**Excerpt to read**

As we said at the start in WR 301, these articles are aimed at answering the popular argument in the anarchist milieu that the trade unions have always been reactionary. An article reprinted from the now defunct but still influential British paper Wildcat, expressing exactly these views, has recently appeared in the online library of libcom.org , so in this article we want to directly respond to this argument.
Why did workers create unions in the 19th century?
Wildcat's position is very simple: "the unions have sabotaged working class struggle since their inception."
Wildcat's version of history, which partly follows in the footsteps of John and Paula Zerzan, and Cajo Brendel, can easily be summed up. Back in the 18th century there were uncontrollable mobs, but in the early 19th century the working class movement reached a high point with the Luddites. From then on it was all downhill as the bourgeoisie ‘tamed' the workers' anger against capitalism by encouraging the creation of legalistic, pacifist trade unions and diverting workers' energies into parliamentary struggles for the vote.
The first problem with this argument is that it prompts the question: if the unions have always been reactionary why did workers ever create them in the first place? Why is it that, even today, while expressing their anger at the now reactionary unions' betrayals, and deep criticisms of this or that leader or union, workers still very often express the idea, especially in Britain, birthplace of trade unionism, that at some deep level the trade unions are still somehow ‘theirs', and therefore have to be defended?
The answer is: because the trade unions originally were theirs; they belonged to the workers, who built them to defend themselves against capital's attacks; fought for them; were persecuted, imprisoned and transported for the very act of belonging to them.

**Provided material**
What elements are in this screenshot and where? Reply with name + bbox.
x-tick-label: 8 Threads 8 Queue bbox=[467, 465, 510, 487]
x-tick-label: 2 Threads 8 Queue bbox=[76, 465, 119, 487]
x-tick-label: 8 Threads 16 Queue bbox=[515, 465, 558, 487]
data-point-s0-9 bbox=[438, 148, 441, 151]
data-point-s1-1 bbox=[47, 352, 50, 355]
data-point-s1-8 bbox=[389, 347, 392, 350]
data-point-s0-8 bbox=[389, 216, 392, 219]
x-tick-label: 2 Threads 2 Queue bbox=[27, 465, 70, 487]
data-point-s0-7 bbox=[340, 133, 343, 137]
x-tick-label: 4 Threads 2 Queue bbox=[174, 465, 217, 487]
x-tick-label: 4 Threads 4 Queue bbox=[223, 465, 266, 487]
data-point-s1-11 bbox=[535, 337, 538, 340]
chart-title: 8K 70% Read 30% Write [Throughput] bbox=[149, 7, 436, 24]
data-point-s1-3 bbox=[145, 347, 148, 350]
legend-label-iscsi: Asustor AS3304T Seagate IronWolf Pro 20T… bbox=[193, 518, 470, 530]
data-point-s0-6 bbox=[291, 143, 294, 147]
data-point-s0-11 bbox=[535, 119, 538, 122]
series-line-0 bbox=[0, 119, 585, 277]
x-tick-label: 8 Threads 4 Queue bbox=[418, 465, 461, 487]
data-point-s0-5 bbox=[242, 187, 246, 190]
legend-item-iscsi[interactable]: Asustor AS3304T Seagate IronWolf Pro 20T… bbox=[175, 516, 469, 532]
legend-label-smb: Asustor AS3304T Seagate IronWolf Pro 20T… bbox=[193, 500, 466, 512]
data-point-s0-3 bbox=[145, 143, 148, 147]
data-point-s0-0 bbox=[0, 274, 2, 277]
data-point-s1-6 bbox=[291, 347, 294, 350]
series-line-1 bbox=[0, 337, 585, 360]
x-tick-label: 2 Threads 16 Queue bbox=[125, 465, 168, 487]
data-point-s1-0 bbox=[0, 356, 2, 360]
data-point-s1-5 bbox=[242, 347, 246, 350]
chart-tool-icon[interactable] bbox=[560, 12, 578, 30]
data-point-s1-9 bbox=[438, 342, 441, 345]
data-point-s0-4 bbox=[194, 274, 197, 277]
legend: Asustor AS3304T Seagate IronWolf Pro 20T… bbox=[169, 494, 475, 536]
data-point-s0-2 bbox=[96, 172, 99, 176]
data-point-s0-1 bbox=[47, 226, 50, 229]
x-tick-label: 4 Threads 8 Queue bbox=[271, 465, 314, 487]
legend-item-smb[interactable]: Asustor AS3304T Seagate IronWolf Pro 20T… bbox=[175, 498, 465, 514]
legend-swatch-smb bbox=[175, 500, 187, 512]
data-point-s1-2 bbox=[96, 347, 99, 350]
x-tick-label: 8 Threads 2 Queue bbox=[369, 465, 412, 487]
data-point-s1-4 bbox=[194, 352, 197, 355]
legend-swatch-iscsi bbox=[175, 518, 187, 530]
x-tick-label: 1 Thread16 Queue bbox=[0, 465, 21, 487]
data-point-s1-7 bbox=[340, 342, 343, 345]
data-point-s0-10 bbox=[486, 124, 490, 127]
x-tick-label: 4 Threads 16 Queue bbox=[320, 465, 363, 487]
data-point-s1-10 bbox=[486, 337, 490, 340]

**What to do**
Rewrite the stretch of the trade union passage from "Wildcat's position is" through "for the vote.", changing "bourgeoisie" to "ruling class".

**Exercise output**
Wildcat's position is very simple: "the unions have sabotaged working class struggle since their inception."
Wildcat's version of history, which partly follows in the footsteps of John and Paula Zerzan, and Cajo Brendel, can easily be summed up. Back in the 18th century there were uncontrollable mobs, but in the early 19th century the working class movement reached a high point with the Luddites. From then on it was all downhill as the ruling class ‘tamed' the workers' anger against capitalism by encouraging the creation of legalistic, pacifist trade unions and diverting workers' energies into parliamentary struggles for the vote.